**DIRECTIONS:** Skip every picture, and output exactly the lines starting at the one with "Decode this image" and running through the last line of the material below.

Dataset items
########################################

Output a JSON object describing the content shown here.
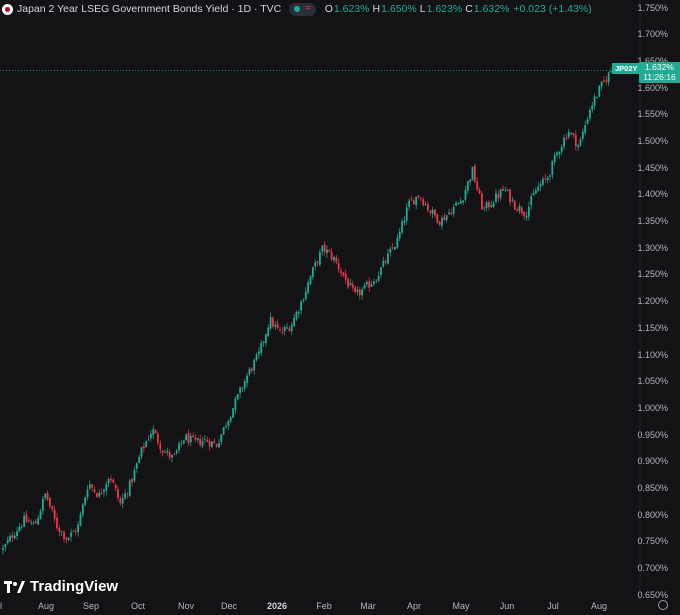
{
  "legend": {
    "title": "Japan 2 Year LSEG Government Bonds Yield · 1D · TVC",
    "status_symbol": "≈",
    "open_label": "O",
    "open_value": "1.623%",
    "high_label": "H",
    "high_value": "1.650%",
    "low_label": "L",
    "low_value": "1.623%",
    "close_label": "C",
    "close_value": "1.632%",
    "change": "+0.023 (+1.43%)"
  },
  "price_tag": {
    "symbol": "JP02Y",
    "value": "1.632%",
    "countdown": "11:26:16"
  },
  "brand": "TradingView",
  "colors": {
    "up": "#22ab94",
    "down": "#f23645",
    "background": "#131316",
    "price_line": "#22ab94"
  },
  "chart_data": {
    "type": "candlestick",
    "title": "Japan 2 Year LSEG Government Bonds Yield · 1D · TVC",
    "ylim": [
      0.64,
      1.755
    ],
    "y_ticks": [
      "1.750%",
      "1.700%",
      "1.650%",
      "1.600%",
      "1.550%",
      "1.500%",
      "1.450%",
      "1.400%",
      "1.350%",
      "1.300%",
      "1.250%",
      "1.200%",
      "1.150%",
      "1.100%",
      "1.050%",
      "1.000%",
      "0.950%",
      "0.900%",
      "0.850%",
      "0.800%",
      "0.750%",
      "0.700%",
      "0.650%"
    ],
    "x_ticks": [
      "l",
      "Aug",
      "Sep",
      "Oct",
      "Nov",
      "Dec",
      "2026",
      "Feb",
      "Mar",
      "Apr",
      "May",
      "Jun",
      "Jul",
      "Aug"
    ],
    "last_value": 1.632,
    "trend_points": [
      [
        "l",
        0.735
      ],
      [
        "l",
        0.765
      ],
      [
        "l",
        0.79
      ],
      [
        "l",
        0.78
      ],
      [
        "Aug",
        0.84
      ],
      [
        "Aug",
        0.78
      ],
      [
        "Aug",
        0.755
      ],
      [
        "Aug",
        0.775
      ],
      [
        "Sep",
        0.86
      ],
      [
        "Sep",
        0.835
      ],
      [
        "Sep",
        0.875
      ],
      [
        "Sep",
        0.82
      ],
      [
        "Sep",
        0.86
      ],
      [
        "Oct",
        0.92
      ],
      [
        "Oct",
        0.96
      ],
      [
        "Oct",
        0.92
      ],
      [
        "Oct",
        0.905
      ],
      [
        "Nov",
        0.945
      ],
      [
        "Nov",
        0.935
      ],
      [
        "Nov",
        0.94
      ],
      [
        "Nov",
        0.93
      ],
      [
        "Dec",
        0.975
      ],
      [
        "Dec",
        1.02
      ],
      [
        "Dec",
        1.065
      ],
      [
        "Dec",
        1.1
      ],
      [
        "Dec",
        1.165
      ],
      [
        "2026",
        1.14
      ],
      [
        "2026",
        1.155
      ],
      [
        "2026",
        1.2
      ],
      [
        "2026",
        1.255
      ],
      [
        "Feb",
        1.3
      ],
      [
        "Feb",
        1.28
      ],
      [
        "Feb",
        1.245
      ],
      [
        "Mar",
        1.21
      ],
      [
        "Mar",
        1.225
      ],
      [
        "Mar",
        1.245
      ],
      [
        "Mar",
        1.28
      ],
      [
        "Apr",
        1.315
      ],
      [
        "Apr",
        1.38
      ],
      [
        "Apr",
        1.4
      ],
      [
        "Apr",
        1.37
      ],
      [
        "May",
        1.35
      ],
      [
        "May",
        1.37
      ],
      [
        "May",
        1.39
      ],
      [
        "May",
        1.445
      ],
      [
        "Jun",
        1.37
      ],
      [
        "Jun",
        1.39
      ],
      [
        "Jun",
        1.41
      ],
      [
        "Jun",
        1.38
      ],
      [
        "Jul",
        1.365
      ],
      [
        "Jul",
        1.41
      ],
      [
        "Jul",
        1.43
      ],
      [
        "Jul",
        1.48
      ],
      [
        "Jul",
        1.52
      ],
      [
        "Jul",
        1.49
      ],
      [
        "Aug",
        1.56
      ],
      [
        "Aug",
        1.6
      ],
      [
        "Aug",
        1.632
      ]
    ]
  }
}
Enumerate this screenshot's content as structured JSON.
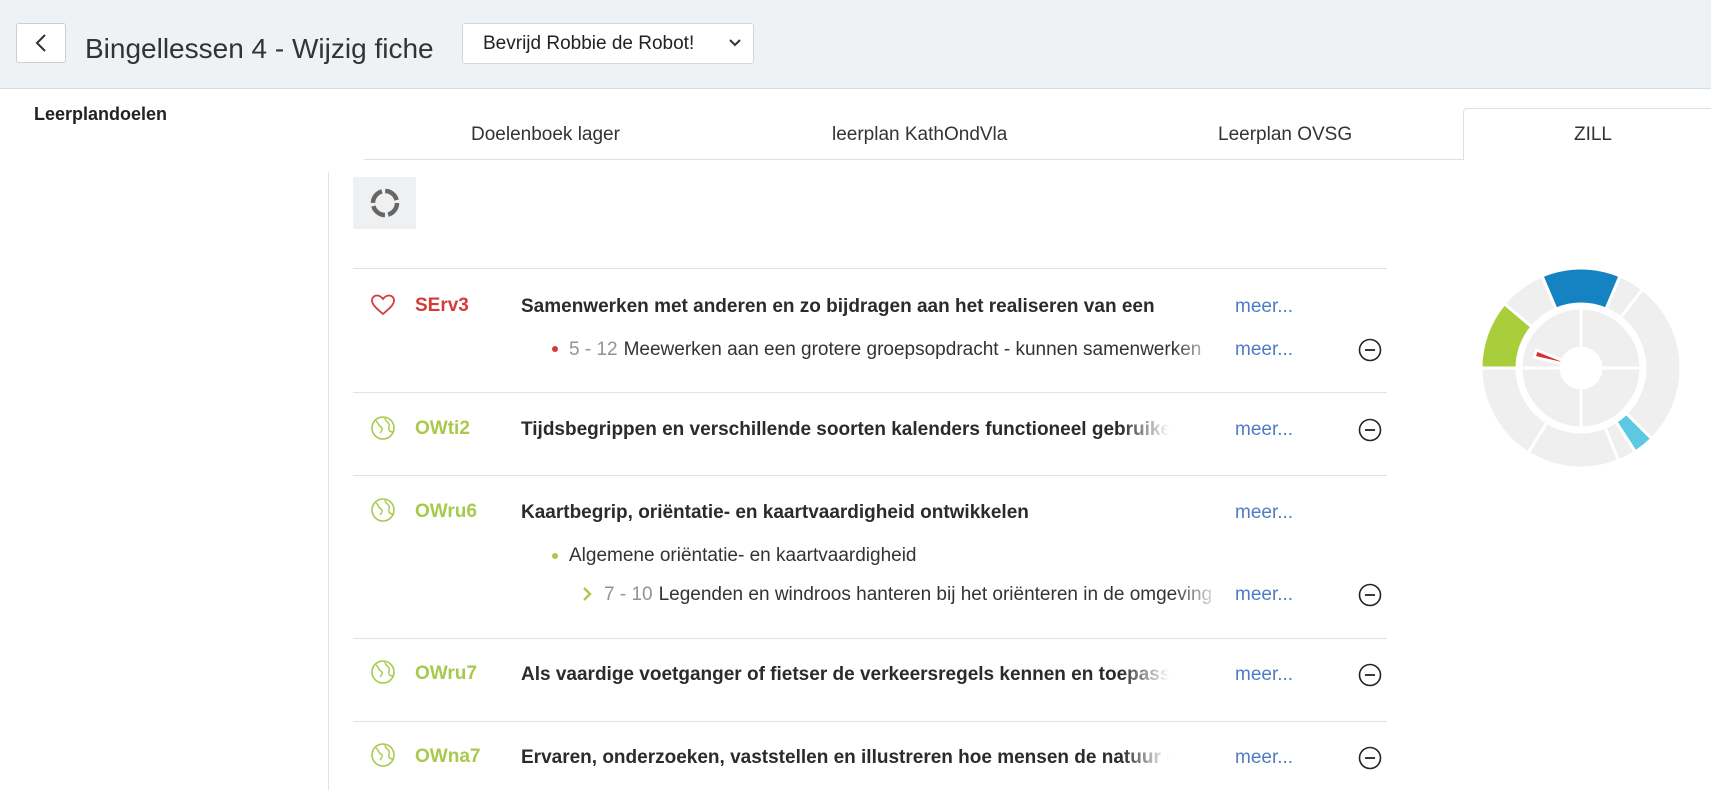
{
  "header": {
    "title": "Bingellessen 4 - Wijzig fiche",
    "fiche_select": "Bevrijd Robbie de Robot!"
  },
  "sidebar": {
    "title": "Leerplandoelen"
  },
  "tabs": [
    {
      "label": "Doelenboek lager",
      "active": false
    },
    {
      "label": "leerplan KathOndVla",
      "active": false
    },
    {
      "label": "Leerplan OVSG",
      "active": false
    },
    {
      "label": "ZILL",
      "active": true
    }
  ],
  "goals": [
    {
      "icon": "heart-icon",
      "code": "SErv3",
      "code_color": "#d63b3b",
      "title": "Samenwerken met anderen en zo bijdragen aan het realiseren van een",
      "more": "meer...",
      "subs": [
        {
          "age": "5 - 12",
          "text": "Meewerken aan een grotere groepsopdracht - kunnen samenwerken",
          "more": "meer..."
        }
      ]
    },
    {
      "icon": "globe-icon",
      "code": "OWti2",
      "code_color": "#a9c94c",
      "title": "Tijdsbegrippen en verschillende soorten kalenders functioneel gebruiken",
      "more": "meer..."
    },
    {
      "icon": "globe-icon",
      "code": "OWru6",
      "code_color": "#a9c94c",
      "title": "Kaartbegrip, oriëntatie- en kaartvaardigheid ontwikkelen",
      "more": "meer...",
      "category": "Algemene oriëntatie- en kaartvaardigheid",
      "subs": [
        {
          "age": "7 - 10",
          "text": "Legenden en windroos hanteren bij het oriënteren in de omgeving",
          "more": "meer..."
        }
      ]
    },
    {
      "icon": "globe-icon",
      "code": "OWru7",
      "code_color": "#a9c94c",
      "title": "Als vaardige voetganger of fietser de verkeersregels kennen en toepassen en",
      "more": "meer..."
    },
    {
      "icon": "globe-icon",
      "code": "OWna7",
      "code_color": "#a9c94c",
      "title": "Ervaren, onderzoeken, vaststellen en illustreren hoe mensen de natuur en hun",
      "more": "meer..."
    }
  ],
  "zill_wheel": {
    "colors": {
      "blue": "#1582c2",
      "green": "#a9ce3c",
      "red": "#d9302f",
      "cyan": "#5cc8e2",
      "grey": "#efefef"
    }
  }
}
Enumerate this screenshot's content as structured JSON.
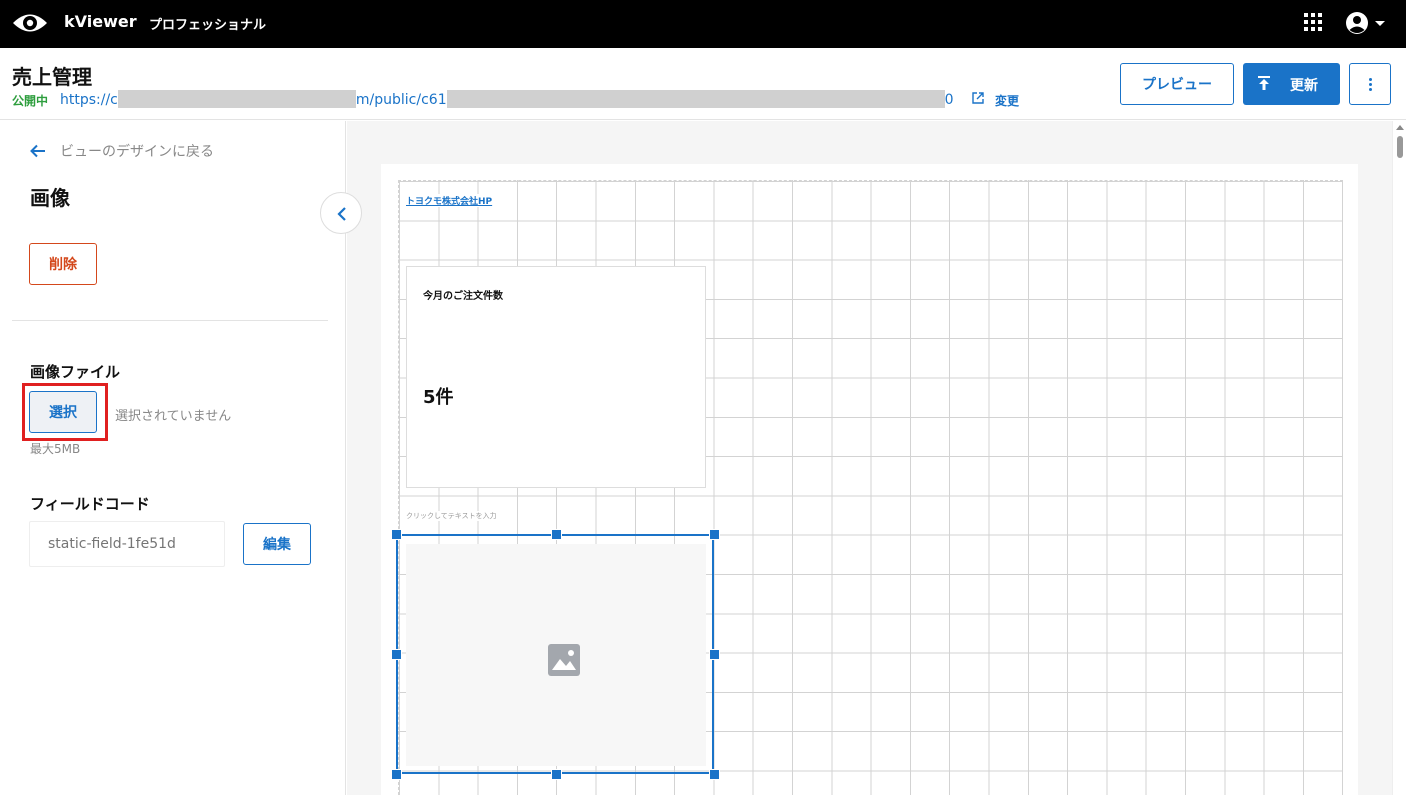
{
  "topbar": {
    "app_name": "kViewer",
    "edition": "プロフェッショナル",
    "logo_icon": "eye-logo-icon",
    "apps_icon": "grid-apps-icon",
    "account_icon": "account-circle-icon"
  },
  "header": {
    "title": "売上管理",
    "status": "公開中",
    "url_start": "https://c",
    "url_middle": "m/public/c61",
    "url_end": "0",
    "change_label": "変更",
    "preview_label": "プレビュー",
    "update_label": "更新"
  },
  "panel": {
    "back_label": "ビューのデザインに戻る",
    "title": "画像",
    "delete_label": "削除",
    "image_file_label": "画像ファイル",
    "select_label": "選択",
    "no_file_text": "選択されていません",
    "max_size_text": "最大5MB",
    "field_code_label": "フィールドコード",
    "field_code_placeholder": "static-field-1fe51d",
    "edit_label": "編集"
  },
  "canvas": {
    "hp_link": "トヨクモ株式会社HP",
    "kpi_title": "今月のご注文件数",
    "kpi_value": "5件",
    "text_placeholder": "クリックしてテキストを入力",
    "image_placeholder_icon": "image-placeholder-icon"
  },
  "colors": {
    "accent": "#1a73c8",
    "danger": "#d4481b",
    "status_green": "#2e9e3e",
    "highlight_red": "#e02020"
  }
}
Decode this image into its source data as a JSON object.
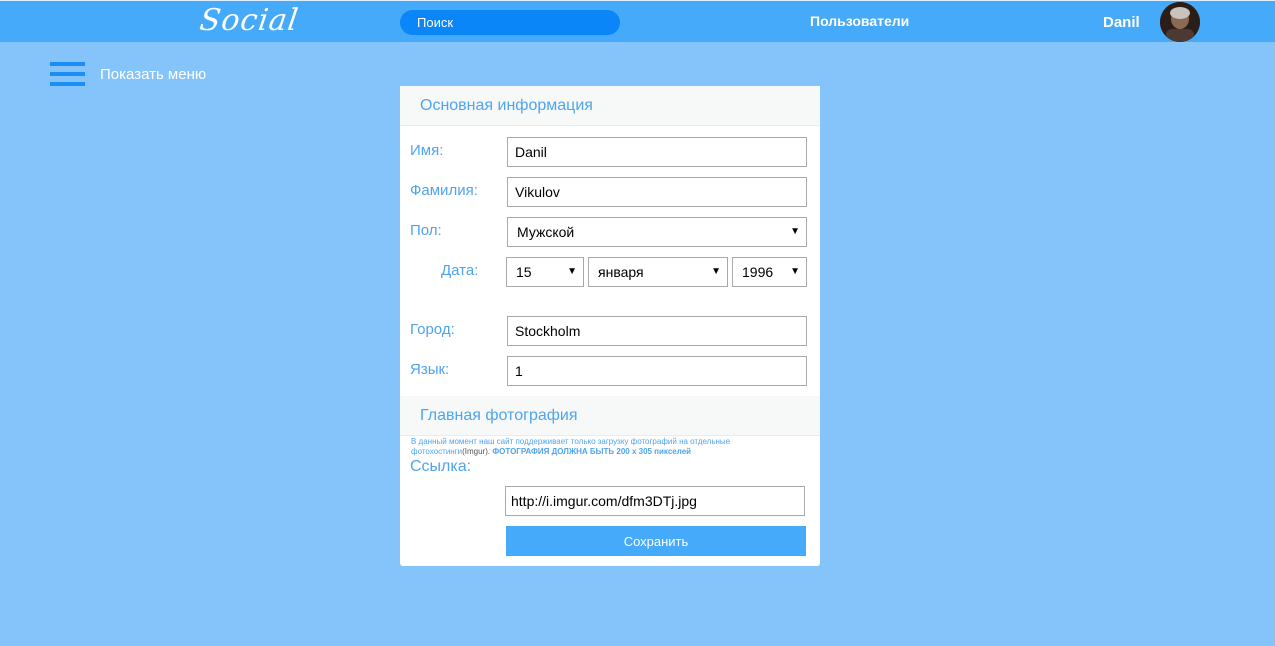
{
  "header": {
    "logo_text": "Social",
    "search_placeholder": "Поиск",
    "users_link": "Пользователи",
    "username": "Danil"
  },
  "menu": {
    "label": "Показать меню"
  },
  "basic_info": {
    "title": "Основная информация",
    "first_name_label": "Имя:",
    "first_name_value": "Danil",
    "last_name_label": "Фамилия:",
    "last_name_value": "Vikulov",
    "gender_label": "Пол:",
    "gender_value": "Мужской",
    "date_label": "Дата:",
    "day_value": "15",
    "month_value": "января",
    "year_value": "1996",
    "city_label": "Город:",
    "city_value": "Stockholm",
    "language_label": "Язык:",
    "language_value": "1"
  },
  "photo": {
    "title": "Главная фотография",
    "note_text": "В данный момент наш сайт поддерживает только загрузку фотографий на отдельные фотохостинги",
    "note_host": "(Imgur).",
    "note_bold": "ФОТОГРАФИЯ ДОЛЖНА БЫТЬ 200 x 305 пикселей",
    "link_label": "Ссылка:",
    "link_value": "http://i.imgur.com/dfm3DTj.jpg",
    "save_label": "Сохранить"
  },
  "colors": {
    "page_bg": "#84c4fb",
    "topbar": "#45aaf9",
    "search_bg": "#0a86f8",
    "label_blue": "#4fa4ef",
    "button": "#45aaf9"
  },
  "icons": {
    "menu": "hamburger-icon",
    "caret": "▼"
  }
}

########################################

**RESPONSE TO THIS EXERCISE:**
Decode this image into its source data as a JSON object.
{
  "header": {
    "logo_text": "Social",
    "search_placeholder": "Поиск",
    "users_link": "Пользователи",
    "username": "Danil"
  },
  "menu": {
    "label": "Показать меню"
  },
  "basic_info": {
    "title": "Основная информация",
    "first_name_label": "Имя:",
    "first_name_value": "Danil",
    "last_name_label": "Фамилия:",
    "last_name_value": "Vikulov",
    "gender_label": "Пол:",
    "gender_value": "Мужской",
    "date_label": "Дата:",
    "day_value": "15",
    "month_value": "января",
    "year_value": "1996",
    "city_label": "Город:",
    "city_value": "Stockholm",
    "language_label": "Язык:",
    "language_value": "1"
  },
  "photo": {
    "title": "Главная фотография",
    "note_text": "В данный момент наш сайт поддерживает только загрузку фотографий на отдельные фотохостинги",
    "note_host": "(Imgur).",
    "note_bold": "ФОТОГРАФИЯ ДОЛЖНА БЫТЬ 200 x 305 пикселей",
    "link_label": "Ссылка:",
    "link_value": "http://i.imgur.com/dfm3DTj.jpg",
    "save_label": "Сохранить"
  },
  "colors": {
    "page_bg": "#84c4fb",
    "topbar": "#45aaf9",
    "search_bg": "#0a86f8",
    "label_blue": "#4fa4ef",
    "button": "#45aaf9"
  },
  "icons": {
    "menu": "hamburger-icon",
    "caret": "▼"
  }
}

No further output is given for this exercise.